===== SOURCE DOCUMENT
But based on the log - all the LVM2 volumes were unmonitored:

  3 logical volume(s) in volume group "encvg" unmonitored
  12 logical volume(s) in volume group "vg" unmonitored

Kamil, can you please try running quickly this sequence (assuming the "encvg" and "vg" are the only vgs on your machine):

  vgchange --monitor n encvg
  vgchange --monitor n vg
  kill <dmeventd_pid>

...and check if dmeventd is really killed and gone. If not, then this is probably an lvm2 bug where devices are not fully unmonitored for some reason.

Comment 8 Fedora Admin XMLRPC Client 2011-10-20 16:29:12 UTC
This package has changed ownership in the Fedora Package Database.  Reassigning to the new owner of this component.

Comment 9 Kamil Páral 2011-10-21 11:54:17 UTC
(In reply to comment #7)
> Kamil, can you please try running quickly this sequence (assuming the "encvg"
> and "vg" are the only vgs on your machine):
> 
>   vgchange --monitor n encvg
>   vgchange --monitor n vg
>   kill <dmeventd_pid>
> 
> ...and check if dmeventd is really killed and gone.

This works.

Also I tested that when I run "systemctl stop lvm2-monitor.service" and it waits for a long time, and when I switch to another terminal and send SIGTERM to dmeventd, then systemctl call ends immediately.

It seems as if systemd didn't send SIGTERM to dmeventd at all (or it was ignored, but my manual signal is not ignored).

Comment 10 Michal Schmidt 2011-11-20 21:40:11 UTC
(In reply to comment #9)
> It seems as if systemd didn't send SIGTERM to dmeventd at all (or it was
> ignored, but my manual signal is not ignored).

You can verify if the SIGTERM is being sent:

echo "1" > /sys/kernel/debug/tracing/events/syscalls/sys_enter_kill/enable
systemctl stop lvm2-monitor.service &
cat /sys/kernel/debug/tracing/trace


Also check /var/log/messages for something like:
 There are still devices being monitored.
==========
===== SUPPLIED MATERIAL
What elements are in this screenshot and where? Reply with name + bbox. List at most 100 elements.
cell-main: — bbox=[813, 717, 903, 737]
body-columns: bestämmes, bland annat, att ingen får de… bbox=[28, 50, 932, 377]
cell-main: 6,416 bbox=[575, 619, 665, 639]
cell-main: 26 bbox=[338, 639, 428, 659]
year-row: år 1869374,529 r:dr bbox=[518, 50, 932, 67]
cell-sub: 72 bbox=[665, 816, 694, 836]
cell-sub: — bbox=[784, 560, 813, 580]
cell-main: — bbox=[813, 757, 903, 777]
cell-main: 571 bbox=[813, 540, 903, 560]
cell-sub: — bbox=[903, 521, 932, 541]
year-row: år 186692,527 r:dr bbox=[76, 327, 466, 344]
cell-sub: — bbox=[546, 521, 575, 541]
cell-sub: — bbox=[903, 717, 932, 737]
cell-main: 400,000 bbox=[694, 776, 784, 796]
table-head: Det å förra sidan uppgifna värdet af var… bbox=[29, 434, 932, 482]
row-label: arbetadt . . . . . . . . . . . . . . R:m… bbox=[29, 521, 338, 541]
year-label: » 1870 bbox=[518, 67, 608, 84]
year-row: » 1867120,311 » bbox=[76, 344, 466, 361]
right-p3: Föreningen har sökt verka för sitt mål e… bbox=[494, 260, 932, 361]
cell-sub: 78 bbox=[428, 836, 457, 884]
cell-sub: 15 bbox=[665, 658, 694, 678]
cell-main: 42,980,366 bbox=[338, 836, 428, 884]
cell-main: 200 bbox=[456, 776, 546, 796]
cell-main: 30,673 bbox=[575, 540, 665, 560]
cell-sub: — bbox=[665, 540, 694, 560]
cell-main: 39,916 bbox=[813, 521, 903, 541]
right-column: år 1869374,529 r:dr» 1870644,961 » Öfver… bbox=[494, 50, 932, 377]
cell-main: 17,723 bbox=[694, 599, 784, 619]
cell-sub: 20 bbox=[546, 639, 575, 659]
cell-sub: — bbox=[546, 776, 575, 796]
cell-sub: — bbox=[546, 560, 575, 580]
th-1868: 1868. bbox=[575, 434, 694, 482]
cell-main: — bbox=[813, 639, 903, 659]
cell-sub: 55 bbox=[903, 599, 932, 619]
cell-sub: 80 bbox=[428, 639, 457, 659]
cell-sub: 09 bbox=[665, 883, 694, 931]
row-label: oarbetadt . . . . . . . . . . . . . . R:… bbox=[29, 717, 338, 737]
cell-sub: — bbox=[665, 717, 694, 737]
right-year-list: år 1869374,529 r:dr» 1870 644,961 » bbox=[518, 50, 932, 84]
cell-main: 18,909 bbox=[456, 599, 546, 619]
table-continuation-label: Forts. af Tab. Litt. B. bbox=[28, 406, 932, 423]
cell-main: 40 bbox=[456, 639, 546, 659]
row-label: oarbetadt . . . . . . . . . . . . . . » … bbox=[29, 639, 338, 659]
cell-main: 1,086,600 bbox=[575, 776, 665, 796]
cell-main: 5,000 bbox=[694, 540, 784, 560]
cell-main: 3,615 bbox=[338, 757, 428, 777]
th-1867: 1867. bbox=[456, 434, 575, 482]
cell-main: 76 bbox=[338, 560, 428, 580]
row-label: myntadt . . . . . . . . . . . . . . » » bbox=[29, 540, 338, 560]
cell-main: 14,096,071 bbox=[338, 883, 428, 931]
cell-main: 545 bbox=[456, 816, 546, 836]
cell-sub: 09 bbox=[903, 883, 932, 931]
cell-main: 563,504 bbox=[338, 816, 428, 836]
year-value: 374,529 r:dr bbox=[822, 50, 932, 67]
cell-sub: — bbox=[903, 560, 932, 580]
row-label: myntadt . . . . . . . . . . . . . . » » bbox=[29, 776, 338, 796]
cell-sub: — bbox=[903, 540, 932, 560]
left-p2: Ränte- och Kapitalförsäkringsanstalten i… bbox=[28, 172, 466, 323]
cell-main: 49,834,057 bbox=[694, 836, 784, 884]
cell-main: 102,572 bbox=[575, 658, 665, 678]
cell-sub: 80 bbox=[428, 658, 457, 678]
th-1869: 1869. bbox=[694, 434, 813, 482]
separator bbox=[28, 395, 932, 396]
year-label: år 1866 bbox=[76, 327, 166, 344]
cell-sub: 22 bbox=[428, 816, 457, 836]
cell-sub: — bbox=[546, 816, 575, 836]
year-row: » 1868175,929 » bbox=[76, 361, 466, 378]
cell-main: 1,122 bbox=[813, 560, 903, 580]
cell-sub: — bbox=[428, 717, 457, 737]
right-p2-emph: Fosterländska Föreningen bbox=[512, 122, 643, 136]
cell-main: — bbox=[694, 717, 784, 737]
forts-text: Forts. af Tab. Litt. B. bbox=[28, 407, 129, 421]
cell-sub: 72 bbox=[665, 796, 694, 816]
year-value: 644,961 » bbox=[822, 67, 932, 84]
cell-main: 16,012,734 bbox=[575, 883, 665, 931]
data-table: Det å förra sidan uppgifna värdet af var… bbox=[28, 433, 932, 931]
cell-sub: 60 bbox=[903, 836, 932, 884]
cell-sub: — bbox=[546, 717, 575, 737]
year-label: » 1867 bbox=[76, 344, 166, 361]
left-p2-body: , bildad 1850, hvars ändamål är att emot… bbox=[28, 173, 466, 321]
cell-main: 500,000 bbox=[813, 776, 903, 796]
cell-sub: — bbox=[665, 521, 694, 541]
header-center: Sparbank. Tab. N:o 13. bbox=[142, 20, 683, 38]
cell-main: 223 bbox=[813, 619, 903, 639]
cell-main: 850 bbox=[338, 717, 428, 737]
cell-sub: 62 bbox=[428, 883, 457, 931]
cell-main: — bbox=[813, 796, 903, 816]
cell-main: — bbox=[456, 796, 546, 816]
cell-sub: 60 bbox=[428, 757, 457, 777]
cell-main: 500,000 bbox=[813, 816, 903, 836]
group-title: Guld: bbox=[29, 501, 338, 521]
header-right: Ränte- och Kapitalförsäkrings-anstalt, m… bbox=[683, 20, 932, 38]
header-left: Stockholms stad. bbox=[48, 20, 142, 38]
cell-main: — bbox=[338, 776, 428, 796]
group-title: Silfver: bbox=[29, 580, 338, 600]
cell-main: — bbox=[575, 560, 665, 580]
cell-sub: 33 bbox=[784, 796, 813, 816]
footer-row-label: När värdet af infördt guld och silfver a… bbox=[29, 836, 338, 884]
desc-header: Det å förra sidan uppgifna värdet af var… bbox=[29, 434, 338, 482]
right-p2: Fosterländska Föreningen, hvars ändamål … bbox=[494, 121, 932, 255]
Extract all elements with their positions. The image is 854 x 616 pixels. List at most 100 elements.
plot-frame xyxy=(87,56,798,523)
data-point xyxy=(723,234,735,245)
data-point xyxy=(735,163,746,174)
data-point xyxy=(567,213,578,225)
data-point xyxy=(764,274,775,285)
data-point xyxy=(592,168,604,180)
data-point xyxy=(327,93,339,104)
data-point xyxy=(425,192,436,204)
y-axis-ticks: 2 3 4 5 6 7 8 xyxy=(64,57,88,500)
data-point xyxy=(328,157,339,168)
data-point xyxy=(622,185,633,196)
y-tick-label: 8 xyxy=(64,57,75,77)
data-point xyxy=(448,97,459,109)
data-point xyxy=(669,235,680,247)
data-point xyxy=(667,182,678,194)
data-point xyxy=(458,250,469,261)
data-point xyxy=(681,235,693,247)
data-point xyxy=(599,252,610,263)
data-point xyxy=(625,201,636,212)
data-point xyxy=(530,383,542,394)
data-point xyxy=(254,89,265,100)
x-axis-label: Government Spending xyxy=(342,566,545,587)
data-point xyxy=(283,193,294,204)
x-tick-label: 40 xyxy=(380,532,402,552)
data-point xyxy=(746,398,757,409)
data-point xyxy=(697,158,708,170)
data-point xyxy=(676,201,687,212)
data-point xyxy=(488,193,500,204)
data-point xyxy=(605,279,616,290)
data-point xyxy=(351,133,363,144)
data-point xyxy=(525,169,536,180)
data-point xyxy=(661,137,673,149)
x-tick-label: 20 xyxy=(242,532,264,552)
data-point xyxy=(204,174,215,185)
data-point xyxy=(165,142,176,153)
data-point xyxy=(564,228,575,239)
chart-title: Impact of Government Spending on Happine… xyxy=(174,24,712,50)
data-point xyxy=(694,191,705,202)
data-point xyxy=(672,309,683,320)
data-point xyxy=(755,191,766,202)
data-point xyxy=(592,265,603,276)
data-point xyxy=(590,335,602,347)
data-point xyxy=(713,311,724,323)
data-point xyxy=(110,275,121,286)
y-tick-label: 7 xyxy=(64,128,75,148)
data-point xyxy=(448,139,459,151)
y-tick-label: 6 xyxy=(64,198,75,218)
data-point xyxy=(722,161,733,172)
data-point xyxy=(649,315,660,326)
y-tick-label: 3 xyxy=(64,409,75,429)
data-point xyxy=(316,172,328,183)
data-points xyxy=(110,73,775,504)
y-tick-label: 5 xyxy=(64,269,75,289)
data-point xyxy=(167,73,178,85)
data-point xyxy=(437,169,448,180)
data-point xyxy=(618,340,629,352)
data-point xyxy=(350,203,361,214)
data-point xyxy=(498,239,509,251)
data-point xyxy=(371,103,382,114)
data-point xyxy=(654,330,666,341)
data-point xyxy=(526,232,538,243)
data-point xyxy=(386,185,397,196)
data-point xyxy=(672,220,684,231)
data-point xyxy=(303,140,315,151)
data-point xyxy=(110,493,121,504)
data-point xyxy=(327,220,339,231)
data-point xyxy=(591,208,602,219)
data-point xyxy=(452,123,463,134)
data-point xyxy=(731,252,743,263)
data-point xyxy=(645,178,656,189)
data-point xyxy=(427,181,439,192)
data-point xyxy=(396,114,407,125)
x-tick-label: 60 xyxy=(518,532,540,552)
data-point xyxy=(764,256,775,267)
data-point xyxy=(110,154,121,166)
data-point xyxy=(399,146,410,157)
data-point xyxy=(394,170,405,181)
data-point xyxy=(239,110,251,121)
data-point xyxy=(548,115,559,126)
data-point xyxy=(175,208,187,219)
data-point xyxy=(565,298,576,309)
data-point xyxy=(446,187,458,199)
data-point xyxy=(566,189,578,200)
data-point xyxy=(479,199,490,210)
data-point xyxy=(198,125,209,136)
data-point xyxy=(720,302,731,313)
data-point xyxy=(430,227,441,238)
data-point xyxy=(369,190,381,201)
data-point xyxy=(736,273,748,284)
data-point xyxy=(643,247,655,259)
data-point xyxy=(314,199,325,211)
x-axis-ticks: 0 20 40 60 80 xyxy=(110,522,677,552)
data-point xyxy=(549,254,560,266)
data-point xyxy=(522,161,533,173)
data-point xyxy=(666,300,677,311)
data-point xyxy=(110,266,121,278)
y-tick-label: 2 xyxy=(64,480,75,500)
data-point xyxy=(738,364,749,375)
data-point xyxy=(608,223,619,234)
==========
## ACTIVITY
In the bug report, what happened to the waiting "systemctl stop lvm2-monitor.service" call when SIGTERM was sent to dmeventd from another terminal? Please answer in one sentence.

## RESPONSE AREA
The systemctl call ended immediately.